- [Written instruction] Each entry needs to be restated exactly as written.

------ Data shown ------

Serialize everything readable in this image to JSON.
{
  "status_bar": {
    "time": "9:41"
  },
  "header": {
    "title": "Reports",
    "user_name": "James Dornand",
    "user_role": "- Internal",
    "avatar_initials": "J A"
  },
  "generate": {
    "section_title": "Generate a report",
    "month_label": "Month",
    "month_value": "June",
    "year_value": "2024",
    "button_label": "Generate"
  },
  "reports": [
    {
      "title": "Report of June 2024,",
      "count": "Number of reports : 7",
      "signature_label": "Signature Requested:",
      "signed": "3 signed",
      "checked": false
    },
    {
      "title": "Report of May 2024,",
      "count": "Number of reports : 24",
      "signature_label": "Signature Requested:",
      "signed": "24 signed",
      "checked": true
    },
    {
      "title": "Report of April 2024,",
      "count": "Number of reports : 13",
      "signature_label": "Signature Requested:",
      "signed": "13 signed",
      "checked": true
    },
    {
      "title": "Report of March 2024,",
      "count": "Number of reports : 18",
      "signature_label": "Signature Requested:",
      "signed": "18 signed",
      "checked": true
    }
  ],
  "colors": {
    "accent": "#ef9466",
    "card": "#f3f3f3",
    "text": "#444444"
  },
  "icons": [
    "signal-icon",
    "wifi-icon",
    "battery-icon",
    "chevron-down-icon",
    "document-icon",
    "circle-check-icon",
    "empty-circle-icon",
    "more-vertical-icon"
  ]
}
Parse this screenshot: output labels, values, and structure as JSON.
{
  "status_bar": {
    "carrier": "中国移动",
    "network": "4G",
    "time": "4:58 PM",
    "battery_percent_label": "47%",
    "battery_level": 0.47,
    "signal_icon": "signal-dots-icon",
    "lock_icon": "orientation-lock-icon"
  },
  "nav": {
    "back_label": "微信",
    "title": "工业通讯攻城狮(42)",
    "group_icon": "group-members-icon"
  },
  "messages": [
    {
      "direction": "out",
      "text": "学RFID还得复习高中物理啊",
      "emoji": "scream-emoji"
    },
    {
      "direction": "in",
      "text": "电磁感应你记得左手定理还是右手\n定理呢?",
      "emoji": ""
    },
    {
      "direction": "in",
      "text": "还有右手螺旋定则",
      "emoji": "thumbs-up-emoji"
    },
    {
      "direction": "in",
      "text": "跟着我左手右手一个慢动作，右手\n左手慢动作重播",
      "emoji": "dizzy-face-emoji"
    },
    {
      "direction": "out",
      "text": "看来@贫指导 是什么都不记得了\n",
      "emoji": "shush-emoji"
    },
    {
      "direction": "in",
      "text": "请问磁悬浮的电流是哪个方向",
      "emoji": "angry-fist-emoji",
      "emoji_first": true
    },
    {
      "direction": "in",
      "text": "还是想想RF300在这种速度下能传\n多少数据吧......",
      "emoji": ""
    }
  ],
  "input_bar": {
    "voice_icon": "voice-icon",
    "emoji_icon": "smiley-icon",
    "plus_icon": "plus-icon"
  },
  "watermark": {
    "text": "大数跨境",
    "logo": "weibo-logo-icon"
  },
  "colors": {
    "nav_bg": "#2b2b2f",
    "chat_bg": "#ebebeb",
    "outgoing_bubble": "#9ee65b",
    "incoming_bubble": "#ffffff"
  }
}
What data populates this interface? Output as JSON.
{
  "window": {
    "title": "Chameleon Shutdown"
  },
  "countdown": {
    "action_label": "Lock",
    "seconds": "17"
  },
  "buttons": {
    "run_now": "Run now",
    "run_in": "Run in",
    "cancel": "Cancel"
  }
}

------

- [Output below]
Serialize everything readable in this image to JSON.
{
  "status_bar": {
    "time": "9:41"
  },
  "header": {
    "title": "Reports",
    "user_name": "James Dornand",
    "user_role": "- Internal",
    "avatar_initials": "J A"
  },
  "generate": {
    "section_title": "Generate a report",
    "month_label": "Month",
    "month_value": "June",
    "year_value": "2024",
    "button_label": "Generate"
  },
  "reports": [
    {
      "title": "Report of June 2024,",
      "count": "Number of reports : 7",
      "signature_label": "Signature Requested:",
      "signed": "3 signed",
      "checked": false
    },
    {
      "title": "Report of May 2024,",
      "count": "Number of reports : 24",
      "signature_label": "Signature Requested:",
      "signed": "24 signed",
      "checked": true
    },
    {
      "title": "Report of April 2024,",
      "count": "Number of reports : 13",
      "signature_label": "Signature Requested:",
      "signed": "13 signed",
      "checked": true
    },
    {
      "title": "Report of March 2024,",
      "count": "Number of reports : 18",
      "signature_label": "Signature Requested:",
      "signed": "18 signed",
      "checked": true
    }
  ],
  "colors": {
    "accent": "#ef9466",
    "card": "#f3f3f3",
    "text": "#444444"
  },
  "icons": [
    "signal-icon",
    "wifi-icon",
    "battery-icon",
    "chevron-down-icon",
    "document-icon",
    "circle-check-icon",
    "empty-circle-icon",
    "more-vertical-icon"
  ]
}
Parse this screenshot: output labels, values, and structure as JSON.
{
  "status_bar": {
    "carrier": "中国移动",
    "network": "4G",
    "time": "4:58 PM",
    "battery_percent_label": "47%",
    "battery_level": 0.47,
    "signal_icon": "signal-dots-icon",
    "lock_icon": "orientation-lock-icon"
  },
  "nav": {
    "back_label": "微信",
    "title": "工业通讯攻城狮(42)",
    "group_icon": "group-members-icon"
  },
  "messages": [
    {
      "direction": "out",
      "text": "学RFID还得复习高中物理啊",
      "emoji": "scream-emoji"
    },
    {
      "direction": "in",
      "text": "电磁感应你记得左手定理还是右手\n定理呢?",
      "emoji": ""
    },
    {
      "direction": "in",
      "text": "还有右手螺旋定则",
      "emoji": "thumbs-up-emoji"
    },
    {
      "direction": "in",
      "text": "跟着我左手右手一个慢动作，右手\n左手慢动作重播",
      "emoji": "dizzy-face-emoji"
    },
    {
      "direction": "out",
      "text": "看来@贫指导 是什么都不记得了\n",
      "emoji": "shush-emoji"
    },
    {
      "direction": "in",
      "text": "请问磁悬浮的电流是哪个方向",
      "emoji": "angry-fist-emoji",
      "emoji_first": true
    },
    {
      "direction": "in",
      "text": "还是想想RF300在这种速度下能传\n多少数据吧......",
      "emoji": ""
    }
  ],
  "input_bar": {
    "voice_icon": "voice-icon",
    "emoji_icon": "smiley-icon",
    "plus_icon": "plus-icon"
  },
  "watermark": {
    "text": "大数跨境",
    "logo": "weibo-logo-icon"
  },
  "colors": {
    "nav_bg": "#2b2b2f",
    "chat_bg": "#ebebeb",
    "outgoing_bubble": "#9ee65b",
    "incoming_bubble": "#ffffff"
  }
}
What data populates this interface? Output as JSON.
{
  "window": {
    "title": "Chameleon Shutdown"
  },
  "countdown": {
    "action_label": "Lock",
    "seconds": "17"
  },
  "buttons": {
    "run_now": "Run now",
    "run_in": "Run in",
    "cancel": "Cancel"
  }
}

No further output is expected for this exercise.